> [WRITTEN EXERCISE]: Make an exact copy of the entries, and keep any pictures out of it.

Data entries:

____________

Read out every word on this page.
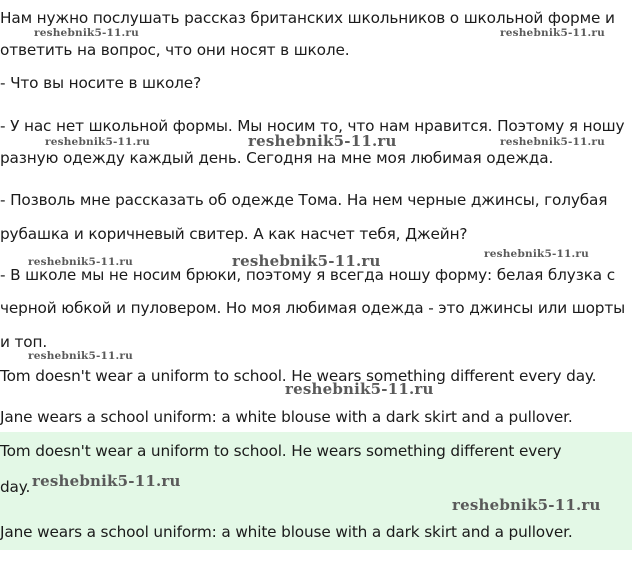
Нам нужно послушать рассказ британских школьников о школьной форме и
ответить на вопрос, что они носят в школе.
- Что вы носите в школе?
- У нас нет школьной формы. Мы носим то, что нам нравится. Поэтому я ношу
разную одежду каждый день. Сегодня на мне моя любимая одежда.
- Позволь мне рассказать об одежде Тома. На нем черные джинсы, голубая
рубашка и коричневый свитер. А как насчет тебя, Джейн?
- В школе мы не носим брюки, поэтому я всегда ношу форму: белая блузка с
черной юбкой и пуловером. Но моя любимая одежда - это джинсы или шорты
и топ.
Tom doesn't wear a uniform to school. He wears something different every day.
Jane wears a school uniform: a white blouse with a dark skirt and a pullover.
Tom doesn't wear a uniform to school. He wears something different every
day.
Jane wears a school uniform: a white blouse with a dark skirt and a pullover.
reshebnik5-11.ru	reshebnik5-11.ru
reshebnik5-11.ru	reshebnik5-11.ru	reshebnik5-11.ru
reshebnik5-11.ru
reshebnik5-11.ru	reshebnik5-11.ru
reshebnik5-11.ru
reshebnik5-11.ru
reshebnik5-11.ru
reshebnik5-11.ru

____________

> [THE COMPLETED TASK]:
Read out every word on this page.
Нам нужно послушать рассказ британских школьников о школьной форме и
ответить на вопрос, что они носят в школе.
- Что вы носите в школе?
- У нас нет школьной формы. Мы носим то, что нам нравится. Поэтому я ношу
разную одежду каждый день. Сегодня на мне моя любимая одежда.
- Позволь мне рассказать об одежде Тома. На нем черные джинсы, голубая
рубашка и коричневый свитер. А как насчет тебя, Джейн?
- В школе мы не носим брюки, поэтому я всегда ношу форму: белая блузка с
черной юбкой и пуловером. Но моя любимая одежда - это джинсы или шорты
и топ.
Tom doesn't wear a uniform to school. He wears something different every day.
Jane wears a school uniform: a white blouse with a dark skirt and a pullover.
Tom doesn't wear a uniform to school. He wears something different every
day.
Jane wears a school uniform: a white blouse with a dark skirt and a pullover.
reshebnik5-11.ru	reshebnik5-11.ru
reshebnik5-11.ru	reshebnik5-11.ru	reshebnik5-11.ru
reshebnik5-11.ru
reshebnik5-11.ru	reshebnik5-11.ru
reshebnik5-11.ru
reshebnik5-11.ru
reshebnik5-11.ru
reshebnik5-11.ru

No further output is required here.